Without the pictures, return each record as it appears.

━━━━━ Input data

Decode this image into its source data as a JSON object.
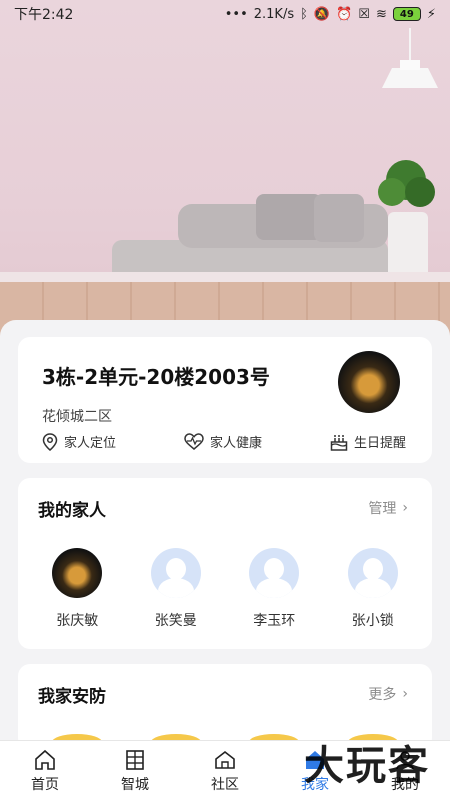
{
  "status_bar": {
    "time": "下午2:42",
    "network_speed": "2.1K/s",
    "battery": "49"
  },
  "home_card": {
    "address": "3栋-2单元-20楼2003号",
    "community": "花倾城二区",
    "actions": [
      {
        "label": "家人定位",
        "icon": "location-pin-icon"
      },
      {
        "label": "家人健康",
        "icon": "heart-pulse-icon"
      },
      {
        "label": "生日提醒",
        "icon": "birthday-cake-icon"
      }
    ]
  },
  "family_card": {
    "title": "我的家人",
    "manage_label": "管理",
    "members": [
      {
        "name": "张庆敏",
        "avatar": "photo"
      },
      {
        "name": "张笑曼",
        "avatar": "default"
      },
      {
        "name": "李玉环",
        "avatar": "default"
      },
      {
        "name": "张小锁",
        "avatar": "default"
      }
    ]
  },
  "security_card": {
    "title": "我家安防",
    "more_label": "更多"
  },
  "tab_bar": {
    "tabs": [
      {
        "label": "首页",
        "icon": "home-icon",
        "active": false
      },
      {
        "label": "智城",
        "icon": "city-building-icon",
        "active": false
      },
      {
        "label": "社区",
        "icon": "community-house-icon",
        "active": false
      },
      {
        "label": "我家",
        "icon": "my-home-icon",
        "active": true
      },
      {
        "label": "我的",
        "icon": "profile-icon",
        "active": false
      }
    ]
  },
  "watermark": "大玩客",
  "colors": {
    "accent": "#2f7ae5",
    "avatar_placeholder": "#d6e3f8",
    "security_icon": "#f5c84a"
  }
}
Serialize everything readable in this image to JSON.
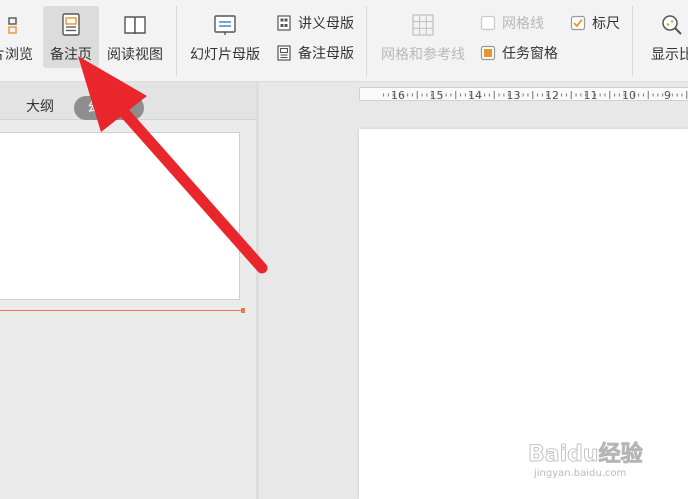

━━━━━━━━━━

* **Result of the task**
Decode this image into its source data as a JSON object.
{
  "status_bar": {
    "time": "下午2:42",
    "network_speed": "2.1K/s",
    "battery": "49"
  },
  "home_card": {
    "address": "3栋-2单元-20楼2003号",
    "community": "花倾城二区",
    "actions": [
      {
        "label": "家人定位",
        "icon": "location-pin-icon"
      },
      {
        "label": "家人健康",
        "icon": "heart-pulse-icon"
      },
      {
        "label": "生日提醒",
        "icon": "birthday-cake-icon"
      }
    ]
  },
  "family_card": {
    "title": "我的家人",
    "manage_label": "管理",
    "members": [
      {
        "name": "张庆敏",
        "avatar": "photo"
      },
      {
        "name": "张笑曼",
        "avatar": "default"
      },
      {
        "name": "李玉环",
        "avatar": "default"
      },
      {
        "name": "张小锁",
        "avatar": "default"
      }
    ]
  },
  "security_card": {
    "title": "我家安防",
    "more_label": "更多"
  },
  "tab_bar": {
    "tabs": [
      {
        "label": "首页",
        "icon": "home-icon",
        "active": false
      },
      {
        "label": "智城",
        "icon": "city-building-icon",
        "active": false
      },
      {
        "label": "社区",
        "icon": "community-house-icon",
        "active": false
      },
      {
        "label": "我家",
        "icon": "my-home-icon",
        "active": true
      },
      {
        "label": "我的",
        "icon": "profile-icon",
        "active": false
      }
    ]
  },
  "watermark": "大玩客",
  "colors": {
    "accent": "#2f7ae5",
    "avatar_placeholder": "#d6e3f8",
    "security_icon": "#f5c84a"
  }
}
Serialize everything readable in this image to JSON.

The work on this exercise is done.